• **PROBLEM REQUIREMENTS**
Verbatim output of all the material below is required.

• **INPUT DATA**
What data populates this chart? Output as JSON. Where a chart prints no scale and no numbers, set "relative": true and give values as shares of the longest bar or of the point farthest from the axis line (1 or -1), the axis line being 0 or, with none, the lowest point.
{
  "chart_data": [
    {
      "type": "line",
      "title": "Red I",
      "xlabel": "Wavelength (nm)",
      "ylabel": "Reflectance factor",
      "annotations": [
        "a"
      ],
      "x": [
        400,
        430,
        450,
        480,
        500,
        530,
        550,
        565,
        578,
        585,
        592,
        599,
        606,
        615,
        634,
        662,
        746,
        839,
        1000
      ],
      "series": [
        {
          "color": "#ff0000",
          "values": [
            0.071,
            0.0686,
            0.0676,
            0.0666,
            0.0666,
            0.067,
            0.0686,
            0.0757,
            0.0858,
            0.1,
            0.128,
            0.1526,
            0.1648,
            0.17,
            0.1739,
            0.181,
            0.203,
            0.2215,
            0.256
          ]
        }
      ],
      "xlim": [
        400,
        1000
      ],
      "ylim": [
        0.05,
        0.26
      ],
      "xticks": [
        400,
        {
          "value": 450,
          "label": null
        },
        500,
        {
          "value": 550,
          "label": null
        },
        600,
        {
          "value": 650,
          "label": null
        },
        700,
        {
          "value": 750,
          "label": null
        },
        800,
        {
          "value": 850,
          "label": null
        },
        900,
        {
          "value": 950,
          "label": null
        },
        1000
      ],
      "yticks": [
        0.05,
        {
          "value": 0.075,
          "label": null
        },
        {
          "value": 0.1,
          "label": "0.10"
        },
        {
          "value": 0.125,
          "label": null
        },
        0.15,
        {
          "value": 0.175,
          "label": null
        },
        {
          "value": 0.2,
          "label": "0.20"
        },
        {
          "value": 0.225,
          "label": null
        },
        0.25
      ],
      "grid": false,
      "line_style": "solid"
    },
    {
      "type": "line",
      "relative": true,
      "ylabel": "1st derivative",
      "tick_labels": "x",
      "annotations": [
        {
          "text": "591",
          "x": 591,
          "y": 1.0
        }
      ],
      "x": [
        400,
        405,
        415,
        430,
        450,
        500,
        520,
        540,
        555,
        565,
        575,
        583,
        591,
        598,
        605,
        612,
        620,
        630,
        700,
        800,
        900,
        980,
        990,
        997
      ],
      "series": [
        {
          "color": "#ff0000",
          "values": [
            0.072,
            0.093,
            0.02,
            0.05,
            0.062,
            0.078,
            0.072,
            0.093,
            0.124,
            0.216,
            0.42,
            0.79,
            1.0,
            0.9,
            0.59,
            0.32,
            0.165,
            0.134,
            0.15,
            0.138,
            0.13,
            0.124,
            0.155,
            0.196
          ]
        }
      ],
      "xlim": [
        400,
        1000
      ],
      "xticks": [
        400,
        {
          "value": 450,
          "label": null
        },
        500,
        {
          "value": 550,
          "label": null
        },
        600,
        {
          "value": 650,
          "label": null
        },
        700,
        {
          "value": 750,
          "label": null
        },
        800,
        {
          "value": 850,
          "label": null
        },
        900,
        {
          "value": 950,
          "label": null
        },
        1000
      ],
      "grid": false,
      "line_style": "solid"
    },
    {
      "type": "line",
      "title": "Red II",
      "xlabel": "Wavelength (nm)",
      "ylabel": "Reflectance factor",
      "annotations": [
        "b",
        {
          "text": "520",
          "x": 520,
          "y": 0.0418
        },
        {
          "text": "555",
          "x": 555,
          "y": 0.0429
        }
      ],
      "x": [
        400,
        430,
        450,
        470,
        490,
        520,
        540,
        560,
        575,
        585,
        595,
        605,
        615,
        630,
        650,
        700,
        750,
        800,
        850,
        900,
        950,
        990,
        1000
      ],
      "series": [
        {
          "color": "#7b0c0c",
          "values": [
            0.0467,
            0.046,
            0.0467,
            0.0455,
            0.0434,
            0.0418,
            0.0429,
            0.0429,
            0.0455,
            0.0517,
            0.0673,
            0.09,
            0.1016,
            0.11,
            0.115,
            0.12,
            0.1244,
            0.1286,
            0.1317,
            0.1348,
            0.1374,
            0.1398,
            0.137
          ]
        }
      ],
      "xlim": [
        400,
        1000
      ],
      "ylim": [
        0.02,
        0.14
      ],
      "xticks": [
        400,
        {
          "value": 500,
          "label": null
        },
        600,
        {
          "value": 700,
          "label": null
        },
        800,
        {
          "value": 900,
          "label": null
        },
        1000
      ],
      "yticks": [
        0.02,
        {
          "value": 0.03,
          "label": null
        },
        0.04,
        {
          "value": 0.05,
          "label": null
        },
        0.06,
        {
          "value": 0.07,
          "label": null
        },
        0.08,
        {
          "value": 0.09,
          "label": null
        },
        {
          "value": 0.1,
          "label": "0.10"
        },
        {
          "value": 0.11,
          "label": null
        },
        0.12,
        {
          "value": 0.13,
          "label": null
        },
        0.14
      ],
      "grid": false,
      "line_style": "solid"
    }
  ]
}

• **EXERCISE RESULT**
What data populates this chart? Output as JSON. Where a chart prints no scale and no numbers, set "relative": true and give values as shares of the longest bar or of the point farthest from the axis line (1 or -1), the axis line being 0 or, with none, the lowest point.
{
  "chart_data": [
    {
      "type": "line",
      "title": "Red I",
      "xlabel": "Wavelength (nm)",
      "ylabel": "Reflectance factor",
      "annotations": [
        "a"
      ],
      "x": [
        400,
        430,
        450,
        480,
        500,
        530,
        550,
        565,
        578,
        585,
        592,
        599,
        606,
        615,
        634,
        662,
        746,
        839,
        1000
      ],
      "series": [
        {
          "color": "#ff0000",
          "values": [
            0.071,
            0.0686,
            0.0676,
            0.0666,
            0.0666,
            0.067,
            0.0686,
            0.0757,
            0.0858,
            0.1,
            0.128,
            0.1526,
            0.1648,
            0.17,
            0.1739,
            0.181,
            0.203,
            0.2215,
            0.256
          ]
        }
      ],
      "xlim": [
        400,
        1000
      ],
      "ylim": [
        0.05,
        0.26
      ],
      "xticks": [
        400,
        {
          "value": 450,
          "label": null
        },
        500,
        {
          "value": 550,
          "label": null
        },
        600,
        {
          "value": 650,
          "label": null
        },
        700,
        {
          "value": 750,
          "label": null
        },
        800,
        {
          "value": 850,
          "label": null
        },
        900,
        {
          "value": 950,
          "label": null
        },
        1000
      ],
      "yticks": [
        0.05,
        {
          "value": 0.075,
          "label": null
        },
        {
          "value": 0.1,
          "label": "0.10"
        },
        {
          "value": 0.125,
          "label": null
        },
        0.15,
        {
          "value": 0.175,
          "label": null
        },
        {
          "value": 0.2,
          "label": "0.20"
        },
        {
          "value": 0.225,
          "label": null
        },
        0.25
      ],
      "grid": false,
      "line_style": "solid"
    },
    {
      "type": "line",
      "relative": true,
      "ylabel": "1st derivative",
      "tick_labels": "x",
      "annotations": [
        {
          "text": "591",
          "x": 591,
          "y": 1.0
        }
      ],
      "x": [
        400,
        405,
        415,
        430,
        450,
        500,
        520,
        540,
        555,
        565,
        575,
        583,
        591,
        598,
        605,
        612,
        620,
        630,
        700,
        800,
        900,
        980,
        990,
        997
      ],
      "series": [
        {
          "color": "#ff0000",
          "values": [
            0.072,
            0.093,
            0.02,
            0.05,
            0.062,
            0.078,
            0.072,
            0.093,
            0.124,
            0.216,
            0.42,
            0.79,
            1.0,
            0.9,
            0.59,
            0.32,
            0.165,
            0.134,
            0.15,
            0.138,
            0.13,
            0.124,
            0.155,
            0.196
          ]
        }
      ],
      "xlim": [
        400,
        1000
      ],
      "xticks": [
        400,
        {
          "value": 450,
          "label": null
        },
        500,
        {
          "value": 550,
          "label": null
        },
        600,
        {
          "value": 650,
          "label": null
        },
        700,
        {
          "value": 750,
          "label": null
        },
        800,
        {
          "value": 850,
          "label": null
        },
        900,
        {
          "value": 950,
          "label": null
        },
        1000
      ],
      "grid": false,
      "line_style": "solid"
    },
    {
      "type": "line",
      "title": "Red II",
      "xlabel": "Wavelength (nm)",
      "ylabel": "Reflectance factor",
      "annotations": [
        "b",
        {
          "text": "520",
          "x": 520,
          "y": 0.0418
        },
        {
          "text": "555",
          "x": 555,
          "y": 0.0429
        }
      ],
      "x": [
        400,
        430,
        450,
        470,
        490,
        520,
        540,
        560,
        575,
        585,
        595,
        605,
        615,
        630,
        650,
        700,
        750,
        800,
        850,
        900,
        950,
        990,
        1000
      ],
      "series": [
        {
          "color": "#7b0c0c",
          "values": [
            0.0467,
            0.046,
            0.0467,
            0.0455,
            0.0434,
            0.0418,
            0.0429,
            0.0429,
            0.0455,
            0.0517,
            0.0673,
            0.09,
            0.1016,
            0.11,
            0.115,
            0.12,
            0.1244,
            0.1286,
            0.1317,
            0.1348,
            0.1374,
            0.1398,
            0.137
          ]
        }
      ],
      "xlim": [
        400,
        1000
      ],
      "ylim": [
        0.02,
        0.14
      ],
      "xticks": [
        400,
        {
          "value": 500,
          "label": null
        },
        600,
        {
          "value": 700,
          "label": null
        },
        800,
        {
          "value": 900,
          "label": null
        },
        1000
      ],
      "yticks": [
        0.02,
        {
          "value": 0.03,
          "label": null
        },
        0.04,
        {
          "value": 0.05,
          "label": null
        },
        0.06,
        {
          "value": 0.07,
          "label": null
        },
        0.08,
        {
          "value": 0.09,
          "label": null
        },
        {
          "value": 0.1,
          "label": "0.10"
        },
        {
          "value": 0.11,
          "label": null
        },
        0.12,
        {
          "value": 0.13,
          "label": null
        },
        0.14
      ],
      "grid": false,
      "line_style": "solid"
    }
  ]
}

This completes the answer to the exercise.